Set task:
Repeat the material verbatim and drop the pictures.

Material supplied:
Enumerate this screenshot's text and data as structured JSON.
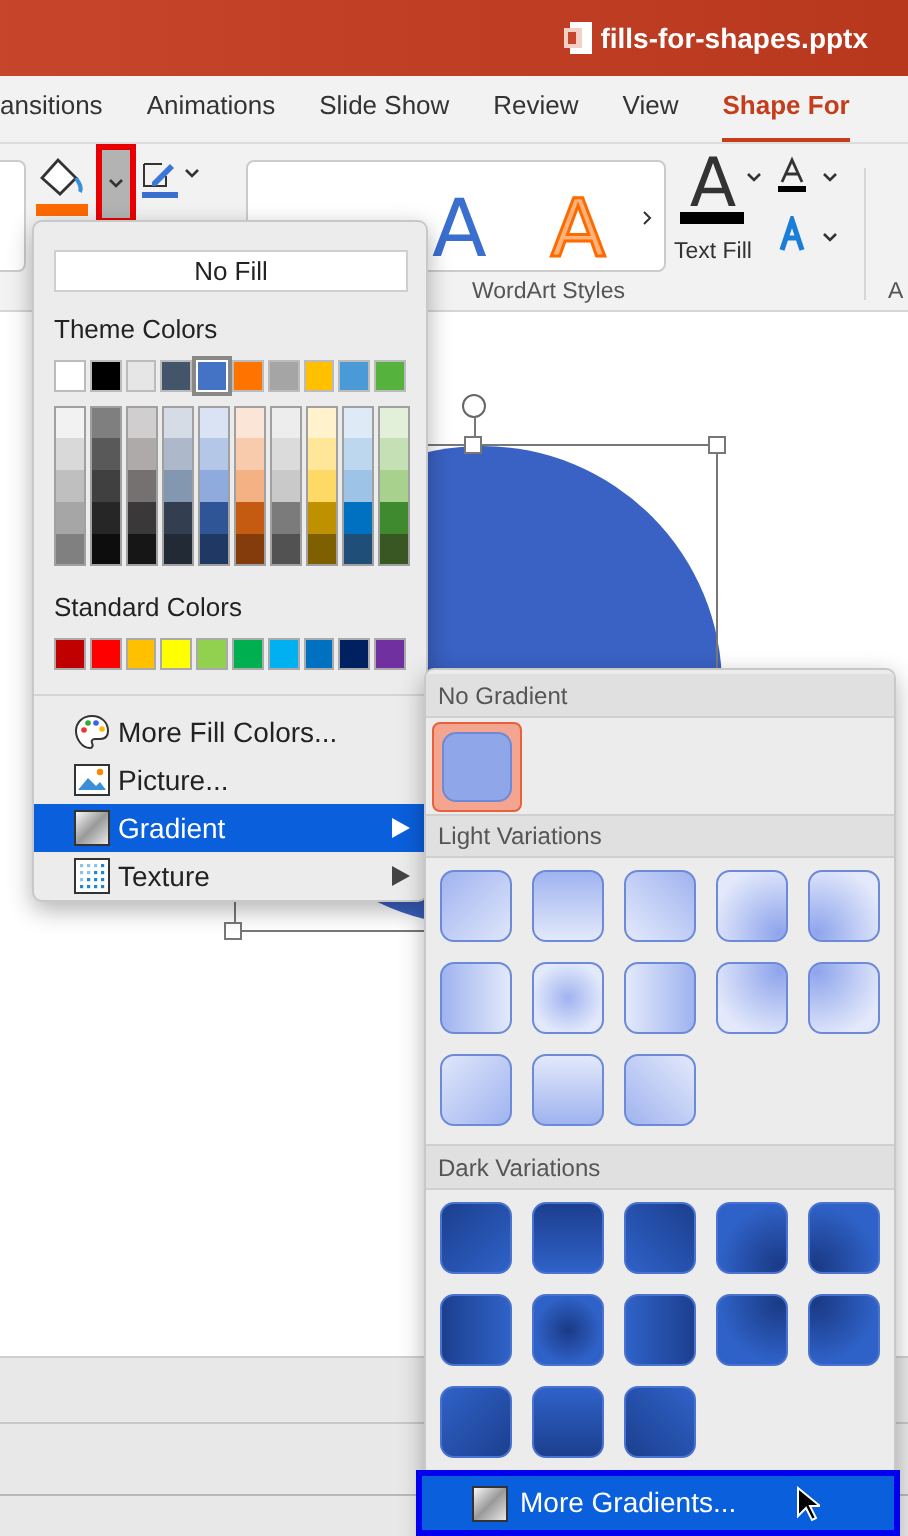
{
  "window": {
    "title": "fills-for-shapes.pptx"
  },
  "tabs": [
    {
      "label": "ansitions",
      "selected": false
    },
    {
      "label": "Animations",
      "selected": false
    },
    {
      "label": "Slide Show",
      "selected": false
    },
    {
      "label": "Review",
      "selected": false
    },
    {
      "label": "View",
      "selected": false
    },
    {
      "label": "Shape For",
      "selected": true
    }
  ],
  "ribbon": {
    "wordart_group": "WordArt Styles",
    "text_fill": "Text Fill",
    "text_fill_glyph": "A",
    "next_group": "A",
    "gallery_letters": [
      {
        "text": "A",
        "kind": "blue"
      },
      {
        "text": "A",
        "kind": "orange"
      }
    ]
  },
  "fill_menu": {
    "no_fill": "No Fill",
    "theme_label": "Theme Colors",
    "theme_colors": [
      {
        "color": "#ffffff",
        "selected": false
      },
      {
        "color": "#000000",
        "selected": false
      },
      {
        "color": "#e7e6e6",
        "selected": false
      },
      {
        "color": "#44546a",
        "selected": false
      },
      {
        "color": "#4472c4",
        "selected": true
      },
      {
        "color": "#ff7300",
        "selected": false
      },
      {
        "color": "#a5a5a5",
        "selected": false
      },
      {
        "color": "#ffc000",
        "selected": false
      },
      {
        "color": "#4a9ad8",
        "selected": false
      },
      {
        "color": "#55b33d",
        "selected": false
      }
    ],
    "shade_columns": [
      {
        "shades": [
          {
            "color": "#f2f2f2"
          },
          {
            "color": "#d9d9d9"
          },
          {
            "color": "#bfbfbf"
          },
          {
            "color": "#a6a6a6"
          },
          {
            "color": "#808080"
          }
        ]
      },
      {
        "shades": [
          {
            "color": "#7f7f7f"
          },
          {
            "color": "#595959"
          },
          {
            "color": "#404040"
          },
          {
            "color": "#262626"
          },
          {
            "color": "#0d0d0d"
          }
        ]
      },
      {
        "shades": [
          {
            "color": "#d0cece"
          },
          {
            "color": "#aeaaaa"
          },
          {
            "color": "#757171"
          },
          {
            "color": "#3a3838"
          },
          {
            "color": "#171616"
          }
        ]
      },
      {
        "shades": [
          {
            "color": "#d6dce5"
          },
          {
            "color": "#adb9ca"
          },
          {
            "color": "#8497b0"
          },
          {
            "color": "#333f50"
          },
          {
            "color": "#222a35"
          }
        ]
      },
      {
        "shades": [
          {
            "color": "#dae3f3"
          },
          {
            "color": "#b4c7e7"
          },
          {
            "color": "#8faadc"
          },
          {
            "color": "#2f5597"
          },
          {
            "color": "#1f3864"
          }
        ]
      },
      {
        "shades": [
          {
            "color": "#fbe5d6"
          },
          {
            "color": "#f8cbad"
          },
          {
            "color": "#f4b183"
          },
          {
            "color": "#c55a11"
          },
          {
            "color": "#843c0c"
          }
        ]
      },
      {
        "shades": [
          {
            "color": "#ededed"
          },
          {
            "color": "#dbdbdb"
          },
          {
            "color": "#c9c9c9"
          },
          {
            "color": "#7b7b7b"
          },
          {
            "color": "#525252"
          }
        ]
      },
      {
        "shades": [
          {
            "color": "#fff2cc"
          },
          {
            "color": "#ffe699"
          },
          {
            "color": "#ffd966"
          },
          {
            "color": "#bf9000"
          },
          {
            "color": "#7f6000"
          }
        ]
      },
      {
        "shades": [
          {
            "color": "#deebf7"
          },
          {
            "color": "#bdd7ee"
          },
          {
            "color": "#9dc3e6"
          },
          {
            "color": "#0070c0"
          },
          {
            "color": "#1f4e79"
          }
        ]
      },
      {
        "shades": [
          {
            "color": "#e2f0d9"
          },
          {
            "color": "#c5e0b4"
          },
          {
            "color": "#a9d18e"
          },
          {
            "color": "#3f8a2f"
          },
          {
            "color": "#385723"
          }
        ]
      }
    ],
    "standard_label": "Standard Colors",
    "standard_colors": [
      {
        "color": "#c00000"
      },
      {
        "color": "#ff0000"
      },
      {
        "color": "#ffc000"
      },
      {
        "color": "#ffff00"
      },
      {
        "color": "#92d050"
      },
      {
        "color": "#00b050"
      },
      {
        "color": "#00b0f0"
      },
      {
        "color": "#0070c0"
      },
      {
        "color": "#002060"
      },
      {
        "color": "#7030a0"
      }
    ],
    "items": [
      {
        "label": "More Fill Colors...",
        "kind": "palette",
        "selected": false,
        "submenu": false
      },
      {
        "label": "Picture...",
        "kind": "picture",
        "selected": false,
        "submenu": false
      },
      {
        "label": "Gradient",
        "kind": "gradient",
        "selected": true,
        "submenu": true
      },
      {
        "label": "Texture",
        "kind": "texture",
        "selected": false,
        "submenu": true
      }
    ]
  },
  "gradient_menu": {
    "no_gradient_label": "No Gradient",
    "no_gradient": {
      "selected": true
    },
    "light_label": "Light Variations",
    "light": [
      {
        "selected": false
      },
      {
        "selected": false
      },
      {
        "selected": false
      },
      {
        "selected": false
      },
      {
        "selected": false
      },
      {
        "selected": false
      },
      {
        "selected": false
      },
      {
        "selected": false
      },
      {
        "selected": false
      },
      {
        "selected": false
      },
      {
        "selected": false
      },
      {
        "selected": false
      },
      {
        "selected": false
      }
    ],
    "dark_label": "Dark Variations",
    "dark": [
      {
        "selected": false
      },
      {
        "selected": false
      },
      {
        "selected": false
      },
      {
        "selected": false
      },
      {
        "selected": false
      },
      {
        "selected": false
      },
      {
        "selected": false
      },
      {
        "selected": false
      },
      {
        "selected": false
      },
      {
        "selected": false
      },
      {
        "selected": false
      },
      {
        "selected": false
      },
      {
        "selected": false
      }
    ],
    "more": {
      "label": "More Gradients...",
      "selected": true
    }
  }
}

Task response:
Enumerate this screenshot's text and data as structured JSON.
{
  "window": {
    "title": "fills-for-shapes.pptx"
  },
  "tabs": [
    {
      "label": "ansitions",
      "selected": false
    },
    {
      "label": "Animations",
      "selected": false
    },
    {
      "label": "Slide Show",
      "selected": false
    },
    {
      "label": "Review",
      "selected": false
    },
    {
      "label": "View",
      "selected": false
    },
    {
      "label": "Shape For",
      "selected": true
    }
  ],
  "ribbon": {
    "wordart_group": "WordArt Styles",
    "text_fill": "Text Fill",
    "text_fill_glyph": "A",
    "next_group": "A",
    "gallery_letters": [
      {
        "text": "A",
        "kind": "blue"
      },
      {
        "text": "A",
        "kind": "orange"
      }
    ]
  },
  "fill_menu": {
    "no_fill": "No Fill",
    "theme_label": "Theme Colors",
    "theme_colors": [
      {
        "color": "#ffffff",
        "selected": false
      },
      {
        "color": "#000000",
        "selected": false
      },
      {
        "color": "#e7e6e6",
        "selected": false
      },
      {
        "color": "#44546a",
        "selected": false
      },
      {
        "color": "#4472c4",
        "selected": true
      },
      {
        "color": "#ff7300",
        "selected": false
      },
      {
        "color": "#a5a5a5",
        "selected": false
      },
      {
        "color": "#ffc000",
        "selected": false
      },
      {
        "color": "#4a9ad8",
        "selected": false
      },
      {
        "color": "#55b33d",
        "selected": false
      }
    ],
    "shade_columns": [
      {
        "shades": [
          {
            "color": "#f2f2f2"
          },
          {
            "color": "#d9d9d9"
          },
          {
            "color": "#bfbfbf"
          },
          {
            "color": "#a6a6a6"
          },
          {
            "color": "#808080"
          }
        ]
      },
      {
        "shades": [
          {
            "color": "#7f7f7f"
          },
          {
            "color": "#595959"
          },
          {
            "color": "#404040"
          },
          {
            "color": "#262626"
          },
          {
            "color": "#0d0d0d"
          }
        ]
      },
      {
        "shades": [
          {
            "color": "#d0cece"
          },
          {
            "color": "#aeaaaa"
          },
          {
            "color": "#757171"
          },
          {
            "color": "#3a3838"
          },
          {
            "color": "#171616"
          }
        ]
      },
      {
        "shades": [
          {
            "color": "#d6dce5"
          },
          {
            "color": "#adb9ca"
          },
          {
            "color": "#8497b0"
          },
          {
            "color": "#333f50"
          },
          {
            "color": "#222a35"
          }
        ]
      },
      {
        "shades": [
          {
            "color": "#dae3f3"
          },
          {
            "color": "#b4c7e7"
          },
          {
            "color": "#8faadc"
          },
          {
            "color": "#2f5597"
          },
          {
            "color": "#1f3864"
          }
        ]
      },
      {
        "shades": [
          {
            "color": "#fbe5d6"
          },
          {
            "color": "#f8cbad"
          },
          {
            "color": "#f4b183"
          },
          {
            "color": "#c55a11"
          },
          {
            "color": "#843c0c"
          }
        ]
      },
      {
        "shades": [
          {
            "color": "#ededed"
          },
          {
            "color": "#dbdbdb"
          },
          {
            "color": "#c9c9c9"
          },
          {
            "color": "#7b7b7b"
          },
          {
            "color": "#525252"
          }
        ]
      },
      {
        "shades": [
          {
            "color": "#fff2cc"
          },
          {
            "color": "#ffe699"
          },
          {
            "color": "#ffd966"
          },
          {
            "color": "#bf9000"
          },
          {
            "color": "#7f6000"
          }
        ]
      },
      {
        "shades": [
          {
            "color": "#deebf7"
          },
          {
            "color": "#bdd7ee"
          },
          {
            "color": "#9dc3e6"
          },
          {
            "color": "#0070c0"
          },
          {
            "color": "#1f4e79"
          }
        ]
      },
      {
        "shades": [
          {
            "color": "#e2f0d9"
          },
          {
            "color": "#c5e0b4"
          },
          {
            "color": "#a9d18e"
          },
          {
            "color": "#3f8a2f"
          },
          {
            "color": "#385723"
          }
        ]
      }
    ],
    "standard_label": "Standard Colors",
    "standard_colors": [
      {
        "color": "#c00000"
      },
      {
        "color": "#ff0000"
      },
      {
        "color": "#ffc000"
      },
      {
        "color": "#ffff00"
      },
      {
        "color": "#92d050"
      },
      {
        "color": "#00b050"
      },
      {
        "color": "#00b0f0"
      },
      {
        "color": "#0070c0"
      },
      {
        "color": "#002060"
      },
      {
        "color": "#7030a0"
      }
    ],
    "items": [
      {
        "label": "More Fill Colors...",
        "kind": "palette",
        "selected": false,
        "submenu": false
      },
      {
        "label": "Picture...",
        "kind": "picture",
        "selected": false,
        "submenu": false
      },
      {
        "label": "Gradient",
        "kind": "gradient",
        "selected": true,
        "submenu": true
      },
      {
        "label": "Texture",
        "kind": "texture",
        "selected": false,
        "submenu": true
      }
    ]
  },
  "gradient_menu": {
    "no_gradient_label": "No Gradient",
    "no_gradient": {
      "selected": true
    },
    "light_label": "Light Variations",
    "light": [
      {
        "selected": false
      },
      {
        "selected": false
      },
      {
        "selected": false
      },
      {
        "selected": false
      },
      {
        "selected": false
      },
      {
        "selected": false
      },
      {
        "selected": false
      },
      {
        "selected": false
      },
      {
        "selected": false
      },
      {
        "selected": false
      },
      {
        "selected": false
      },
      {
        "selected": false
      },
      {
        "selected": false
      }
    ],
    "dark_label": "Dark Variations",
    "dark": [
      {
        "selected": false
      },
      {
        "selected": false
      },
      {
        "selected": false
      },
      {
        "selected": false
      },
      {
        "selected": false
      },
      {
        "selected": false
      },
      {
        "selected": false
      },
      {
        "selected": false
      },
      {
        "selected": false
      },
      {
        "selected": false
      },
      {
        "selected": false
      },
      {
        "selected": false
      },
      {
        "selected": false
      }
    ],
    "more": {
      "label": "More Gradients...",
      "selected": true
    }
  }
}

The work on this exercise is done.